Stored items

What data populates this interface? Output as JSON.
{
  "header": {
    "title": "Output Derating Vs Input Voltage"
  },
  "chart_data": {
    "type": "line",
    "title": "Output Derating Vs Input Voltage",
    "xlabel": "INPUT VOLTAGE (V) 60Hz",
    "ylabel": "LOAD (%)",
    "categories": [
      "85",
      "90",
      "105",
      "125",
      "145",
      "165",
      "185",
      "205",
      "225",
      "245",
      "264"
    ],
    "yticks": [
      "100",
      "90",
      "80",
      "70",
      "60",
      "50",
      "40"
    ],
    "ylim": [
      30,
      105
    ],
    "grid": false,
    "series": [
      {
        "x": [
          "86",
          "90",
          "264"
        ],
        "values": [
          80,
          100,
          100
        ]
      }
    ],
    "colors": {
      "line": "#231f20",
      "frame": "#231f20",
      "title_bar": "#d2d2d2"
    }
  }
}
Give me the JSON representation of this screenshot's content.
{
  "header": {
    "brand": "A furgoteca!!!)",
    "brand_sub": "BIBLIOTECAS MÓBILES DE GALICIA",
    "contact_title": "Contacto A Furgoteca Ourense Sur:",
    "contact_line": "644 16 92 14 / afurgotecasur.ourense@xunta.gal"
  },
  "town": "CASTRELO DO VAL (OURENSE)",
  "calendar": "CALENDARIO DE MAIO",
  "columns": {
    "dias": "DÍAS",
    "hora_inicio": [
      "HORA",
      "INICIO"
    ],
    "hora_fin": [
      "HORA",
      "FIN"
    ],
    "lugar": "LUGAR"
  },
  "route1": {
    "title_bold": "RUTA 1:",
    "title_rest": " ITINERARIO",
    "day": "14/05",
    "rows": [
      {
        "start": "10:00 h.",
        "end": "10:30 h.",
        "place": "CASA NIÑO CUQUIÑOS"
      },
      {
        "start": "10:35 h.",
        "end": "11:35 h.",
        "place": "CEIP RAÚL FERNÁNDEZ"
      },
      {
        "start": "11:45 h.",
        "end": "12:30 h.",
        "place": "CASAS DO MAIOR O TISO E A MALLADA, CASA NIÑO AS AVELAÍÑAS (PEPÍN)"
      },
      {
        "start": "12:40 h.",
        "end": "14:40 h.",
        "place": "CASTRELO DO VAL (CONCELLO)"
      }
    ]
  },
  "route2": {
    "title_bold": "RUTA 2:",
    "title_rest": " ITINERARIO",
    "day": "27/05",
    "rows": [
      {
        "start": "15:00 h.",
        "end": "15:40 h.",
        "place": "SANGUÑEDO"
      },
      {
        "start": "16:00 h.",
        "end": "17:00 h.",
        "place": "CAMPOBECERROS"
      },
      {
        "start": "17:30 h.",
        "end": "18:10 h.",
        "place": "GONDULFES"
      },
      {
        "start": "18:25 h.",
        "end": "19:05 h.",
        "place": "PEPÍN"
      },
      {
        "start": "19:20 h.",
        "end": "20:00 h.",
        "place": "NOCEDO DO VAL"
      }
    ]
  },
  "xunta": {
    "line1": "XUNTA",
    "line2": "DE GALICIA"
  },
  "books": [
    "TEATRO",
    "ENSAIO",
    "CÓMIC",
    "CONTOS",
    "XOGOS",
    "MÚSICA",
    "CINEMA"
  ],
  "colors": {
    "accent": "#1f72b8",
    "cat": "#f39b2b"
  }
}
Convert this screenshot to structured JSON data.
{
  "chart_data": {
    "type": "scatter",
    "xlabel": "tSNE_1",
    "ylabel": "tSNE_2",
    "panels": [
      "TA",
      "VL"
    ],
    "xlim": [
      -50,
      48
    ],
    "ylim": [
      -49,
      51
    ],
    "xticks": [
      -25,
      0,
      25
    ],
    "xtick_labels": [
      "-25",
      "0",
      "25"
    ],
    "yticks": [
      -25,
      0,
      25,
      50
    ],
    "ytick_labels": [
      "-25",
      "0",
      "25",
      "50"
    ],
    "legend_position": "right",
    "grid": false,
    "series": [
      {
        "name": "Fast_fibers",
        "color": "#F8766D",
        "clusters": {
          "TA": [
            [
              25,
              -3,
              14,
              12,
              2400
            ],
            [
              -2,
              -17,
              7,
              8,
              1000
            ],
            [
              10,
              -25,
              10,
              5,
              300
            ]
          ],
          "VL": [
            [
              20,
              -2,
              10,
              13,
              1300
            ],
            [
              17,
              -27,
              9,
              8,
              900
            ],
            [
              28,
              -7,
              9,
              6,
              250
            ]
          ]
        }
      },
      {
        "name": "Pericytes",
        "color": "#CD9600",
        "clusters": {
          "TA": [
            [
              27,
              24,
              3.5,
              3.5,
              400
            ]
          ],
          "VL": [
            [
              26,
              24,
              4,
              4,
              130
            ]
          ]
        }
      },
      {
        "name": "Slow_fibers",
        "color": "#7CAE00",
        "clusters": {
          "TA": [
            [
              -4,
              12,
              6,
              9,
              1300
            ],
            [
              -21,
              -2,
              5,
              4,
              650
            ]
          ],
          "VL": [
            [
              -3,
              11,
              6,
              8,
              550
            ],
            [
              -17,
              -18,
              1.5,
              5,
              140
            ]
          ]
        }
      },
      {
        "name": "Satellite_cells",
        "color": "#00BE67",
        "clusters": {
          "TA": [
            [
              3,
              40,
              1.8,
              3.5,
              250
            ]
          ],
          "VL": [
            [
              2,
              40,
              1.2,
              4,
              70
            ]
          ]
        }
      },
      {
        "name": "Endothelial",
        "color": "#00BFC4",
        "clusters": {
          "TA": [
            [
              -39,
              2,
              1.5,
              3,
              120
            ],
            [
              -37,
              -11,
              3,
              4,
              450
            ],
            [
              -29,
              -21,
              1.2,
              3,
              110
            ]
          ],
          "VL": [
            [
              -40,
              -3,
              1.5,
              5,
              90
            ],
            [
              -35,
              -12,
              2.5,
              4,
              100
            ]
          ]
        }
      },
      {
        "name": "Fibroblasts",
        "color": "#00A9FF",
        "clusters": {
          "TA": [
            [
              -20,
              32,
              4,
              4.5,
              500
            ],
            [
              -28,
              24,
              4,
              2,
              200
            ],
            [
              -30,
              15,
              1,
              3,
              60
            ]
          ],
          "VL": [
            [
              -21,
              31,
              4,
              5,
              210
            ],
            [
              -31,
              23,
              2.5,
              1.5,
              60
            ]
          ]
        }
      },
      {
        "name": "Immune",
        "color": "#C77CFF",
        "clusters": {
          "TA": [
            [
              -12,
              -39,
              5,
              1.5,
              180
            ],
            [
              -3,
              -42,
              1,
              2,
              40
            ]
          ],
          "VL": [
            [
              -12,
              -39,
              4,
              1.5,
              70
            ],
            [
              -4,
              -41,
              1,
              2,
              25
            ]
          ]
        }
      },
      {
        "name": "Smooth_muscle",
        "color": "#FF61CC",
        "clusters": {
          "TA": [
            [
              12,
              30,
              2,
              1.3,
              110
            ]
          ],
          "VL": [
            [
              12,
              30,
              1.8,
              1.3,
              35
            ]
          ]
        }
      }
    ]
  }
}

* **What is asked**: Copy every record exactly as presented.

* **Full response**:
What data populates this interface? Output as JSON.
{
  "header": {
    "title": "Output Derating Vs Input Voltage"
  },
  "chart_data": {
    "type": "line",
    "title": "Output Derating Vs Input Voltage",
    "xlabel": "INPUT VOLTAGE (V) 60Hz",
    "ylabel": "LOAD (%)",
    "categories": [
      "85",
      "90",
      "105",
      "125",
      "145",
      "165",
      "185",
      "205",
      "225",
      "245",
      "264"
    ],
    "yticks": [
      "100",
      "90",
      "80",
      "70",
      "60",
      "50",
      "40"
    ],
    "ylim": [
      30,
      105
    ],
    "grid": false,
    "series": [
      {
        "x": [
          "86",
          "90",
          "264"
        ],
        "values": [
          80,
          100,
          100
        ]
      }
    ],
    "colors": {
      "line": "#231f20",
      "frame": "#231f20",
      "title_bar": "#d2d2d2"
    }
  }
}
Give me the JSON representation of this screenshot's content.
{
  "header": {
    "brand": "A furgoteca!!!)",
    "brand_sub": "BIBLIOTECAS MÓBILES DE GALICIA",
    "contact_title": "Contacto A Furgoteca Ourense Sur:",
    "contact_line": "644 16 92 14 / afurgotecasur.ourense@xunta.gal"
  },
  "town": "CASTRELO DO VAL (OURENSE)",
  "calendar": "CALENDARIO DE MAIO",
  "columns": {
    "dias": "DÍAS",
    "hora_inicio": [
      "HORA",
      "INICIO"
    ],
    "hora_fin": [
      "HORA",
      "FIN"
    ],
    "lugar": "LUGAR"
  },
  "route1": {
    "title_bold": "RUTA 1:",
    "title_rest": " ITINERARIO",
    "day": "14/05",
    "rows": [
      {
        "start": "10:00 h.",
        "end": "10:30 h.",
        "place": "CASA NIÑO CUQUIÑOS"
      },
      {
        "start": "10:35 h.",
        "end": "11:35 h.",
        "place": "CEIP RAÚL FERNÁNDEZ"
      },
      {
        "start": "11:45 h.",
        "end": "12:30 h.",
        "place": "CASAS DO MAIOR O TISO E A MALLADA, CASA NIÑO AS AVELAÍÑAS (PEPÍN)"
      },
      {
        "start": "12:40 h.",
        "end": "14:40 h.",
        "place": "CASTRELO DO VAL (CONCELLO)"
      }
    ]
  },
  "route2": {
    "title_bold": "RUTA 2:",
    "title_rest": " ITINERARIO",
    "day": "27/05",
    "rows": [
      {
        "start": "15:00 h.",
        "end": "15:40 h.",
        "place": "SANGUÑEDO"
      },
      {
        "start": "16:00 h.",
        "end": "17:00 h.",
        "place": "CAMPOBECERROS"
      },
      {
        "start": "17:30 h.",
        "end": "18:10 h.",
        "place": "GONDULFES"
      },
      {
        "start": "18:25 h.",
        "end": "19:05 h.",
        "place": "PEPÍN"
      },
      {
        "start": "19:20 h.",
        "end": "20:00 h.",
        "place": "NOCEDO DO VAL"
      }
    ]
  },
  "xunta": {
    "line1": "XUNTA",
    "line2": "DE GALICIA"
  },
  "books": [
    "TEATRO",
    "ENSAIO",
    "CÓMIC",
    "CONTOS",
    "XOGOS",
    "MÚSICA",
    "CINEMA"
  ],
  "colors": {
    "accent": "#1f72b8",
    "cat": "#f39b2b"
  }
}
Convert this screenshot to structured JSON data.
{
  "chart_data": {
    "type": "scatter",
    "xlabel": "tSNE_1",
    "ylabel": "tSNE_2",
    "panels": [
      "TA",
      "VL"
    ],
    "xlim": [
      -50,
      48
    ],
    "ylim": [
      -49,
      51
    ],
    "xticks": [
      -25,
      0,
      25
    ],
    "xtick_labels": [
      "-25",
      "0",
      "25"
    ],
    "yticks": [
      -25,
      0,
      25,
      50
    ],
    "ytick_labels": [
      "-25",
      "0",
      "25",
      "50"
    ],
    "legend_position": "right",
    "grid": false,
    "series": [
      {
        "name": "Fast_fibers",
        "color": "#F8766D",
        "clusters": {
          "TA": [
            [
              25,
              -3,
              14,
              12,
              2400
            ],
            [
              -2,
              -17,
              7,
              8,
              1000
            ],
            [
              10,
              -25,
              10,
              5,
              300
            ]
          ],
          "VL": [
            [
              20,
              -2,
              10,
              13,
              1300
            ],
            [
              17,
              -27,
              9,
              8,
              900
            ],
            [
              28,
              -7,
              9,
              6,
              250
            ]
          ]
        }
      },
      {
        "name": "Pericytes",
        "color": "#CD9600",
        "clusters": {
          "TA": [
            [
              27,
              24,
              3.5,
              3.5,
              400
            ]
          ],
          "VL": [
            [
              26,
              24,
              4,
              4,
              130
            ]
          ]
        }
      },
      {
        "name": "Slow_fibers",
        "color": "#7CAE00",
        "clusters": {
          "TA": [
            [
              -4,
              12,
              6,
              9,
              1300
            ],
            [
              -21,
              -2,
              5,
              4,
              650
            ]
          ],
          "VL": [
            [
              -3,
              11,
              6,
              8,
              550
            ],
            [
              -17,
              -18,
              1.5,
              5,
              140
            ]
          ]
        }
      },
      {
        "name": "Satellite_cells",
        "color": "#00BE67",
        "clusters": {
          "TA": [
            [
              3,
              40,
              1.8,
              3.5,
              250
            ]
          ],
          "VL": [
            [
              2,
              40,
              1.2,
              4,
              70
            ]
          ]
        }
      },
      {
        "name": "Endothelial",
        "color": "#00BFC4",
        "clusters": {
          "TA": [
            [
              -39,
              2,
              1.5,
              3,
              120
            ],
            [
              -37,
              -11,
              3,
              4,
              450
            ],
            [
              -29,
              -21,
              1.2,
              3,
              110
            ]
          ],
          "VL": [
            [
              -40,
              -3,
              1.5,
              5,
              90
            ],
            [
              -35,
              -12,
              2.5,
              4,
              100
            ]
          ]
        }
      },
      {
        "name": "Fibroblasts",
        "color": "#00A9FF",
        "clusters": {
          "TA": [
            [
              -20,
              32,
              4,
              4.5,
              500
            ],
            [
              -28,
              24,
              4,
              2,
              200
            ],
            [
              -30,
              15,
              1,
              3,
              60
            ]
          ],
          "VL": [
            [
              -21,
              31,
              4,
              5,
              210
            ],
            [
              -31,
              23,
              2.5,
              1.5,
              60
            ]
          ]
        }
      },
      {
        "name": "Immune",
        "color": "#C77CFF",
        "clusters": {
          "TA": [
            [
              -12,
              -39,
              5,
              1.5,
              180
            ],
            [
              -3,
              -42,
              1,
              2,
              40
            ]
          ],
          "VL": [
            [
              -12,
              -39,
              4,
              1.5,
              70
            ],
            [
              -4,
              -41,
              1,
              2,
              25
            ]
          ]
        }
      },
      {
        "name": "Smooth_muscle",
        "color": "#FF61CC",
        "clusters": {
          "TA": [
            [
              12,
              30,
              2,
              1.3,
              110
            ]
          ],
          "VL": [
            [
              12,
              30,
              1.8,
              1.3,
              35
            ]
          ]
        }
      }
    ]
  }
}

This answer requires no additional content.